What you are asked to do: Copy the data below with every "attachment-item" changed to "attachment-entry", and leave everything else as it is.
* * *
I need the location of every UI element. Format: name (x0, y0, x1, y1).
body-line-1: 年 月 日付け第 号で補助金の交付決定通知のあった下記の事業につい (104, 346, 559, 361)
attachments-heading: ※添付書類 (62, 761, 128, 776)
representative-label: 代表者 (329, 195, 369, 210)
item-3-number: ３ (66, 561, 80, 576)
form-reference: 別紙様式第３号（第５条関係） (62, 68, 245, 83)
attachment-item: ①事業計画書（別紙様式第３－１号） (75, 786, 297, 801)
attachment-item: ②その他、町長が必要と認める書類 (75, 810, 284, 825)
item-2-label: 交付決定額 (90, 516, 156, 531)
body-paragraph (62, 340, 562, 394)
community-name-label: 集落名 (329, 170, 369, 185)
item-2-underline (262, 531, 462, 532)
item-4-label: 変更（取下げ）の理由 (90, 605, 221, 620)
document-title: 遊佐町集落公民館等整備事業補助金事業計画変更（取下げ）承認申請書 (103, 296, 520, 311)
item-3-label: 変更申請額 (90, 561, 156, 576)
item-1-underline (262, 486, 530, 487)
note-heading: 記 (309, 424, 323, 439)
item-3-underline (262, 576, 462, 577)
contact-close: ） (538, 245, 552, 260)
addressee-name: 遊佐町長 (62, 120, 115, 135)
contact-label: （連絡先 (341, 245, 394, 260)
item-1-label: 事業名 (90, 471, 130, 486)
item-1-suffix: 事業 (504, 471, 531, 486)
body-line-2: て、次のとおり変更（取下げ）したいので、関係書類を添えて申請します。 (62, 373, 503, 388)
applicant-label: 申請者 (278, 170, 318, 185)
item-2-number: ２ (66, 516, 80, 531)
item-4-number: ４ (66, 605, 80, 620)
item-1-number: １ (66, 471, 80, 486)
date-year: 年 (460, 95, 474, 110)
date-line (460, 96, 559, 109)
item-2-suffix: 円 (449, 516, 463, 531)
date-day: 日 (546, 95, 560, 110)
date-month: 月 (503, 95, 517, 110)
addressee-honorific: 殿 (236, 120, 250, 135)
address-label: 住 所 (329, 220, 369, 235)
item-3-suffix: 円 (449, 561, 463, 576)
* * *
Finished exercise:
I need the location of every UI element. Format: name (x0, y0, x1, y1).
body-line-1: 年 月 日付け第 号で補助金の交付決定通知のあった下記の事業につい (104, 346, 559, 361)
attachments-heading: ※添付書類 (62, 761, 128, 776)
representative-label: 代表者 (329, 195, 369, 210)
item-3-number: ３ (66, 561, 80, 576)
form-reference: 別紙様式第３号（第５条関係） (62, 68, 245, 83)
attachment-entry: ①事業計画書（別紙様式第３－１号） (75, 786, 297, 801)
attachment-entry: ②その他、町長が必要と認める書類 (75, 810, 284, 825)
item-2-label: 交付決定額 (90, 516, 156, 531)
body-paragraph (62, 340, 562, 394)
community-name-label: 集落名 (329, 170, 369, 185)
item-2-underline (262, 531, 462, 532)
item-4-label: 変更（取下げ）の理由 (90, 605, 221, 620)
document-title: 遊佐町集落公民館等整備事業補助金事業計画変更（取下げ）承認申請書 (103, 296, 520, 311)
item-3-label: 変更申請額 (90, 561, 156, 576)
item-1-underline (262, 486, 530, 487)
note-heading: 記 (309, 424, 323, 439)
item-3-underline (262, 576, 462, 577)
contact-close: ） (538, 245, 552, 260)
addressee-name: 遊佐町長 (62, 120, 115, 135)
contact-label: （連絡先 (341, 245, 394, 260)
item-1-label: 事業名 (90, 471, 130, 486)
item-1-suffix: 事業 (504, 471, 531, 486)
body-line-2: て、次のとおり変更（取下げ）したいので、関係書類を添えて申請します。 (62, 373, 503, 388)
applicant-label: 申請者 (278, 170, 318, 185)
item-2-number: ２ (66, 516, 80, 531)
item-4-number: ４ (66, 605, 80, 620)
item-1-number: １ (66, 471, 80, 486)
date-year: 年 (460, 95, 474, 110)
date-line (460, 96, 559, 109)
item-2-suffix: 円 (449, 516, 463, 531)
date-day: 日 (546, 95, 560, 110)
date-month: 月 (503, 95, 517, 110)
addressee-honorific: 殿 (236, 120, 250, 135)
address-label: 住 所 (329, 220, 369, 235)
item-3-suffix: 円 (449, 561, 463, 576)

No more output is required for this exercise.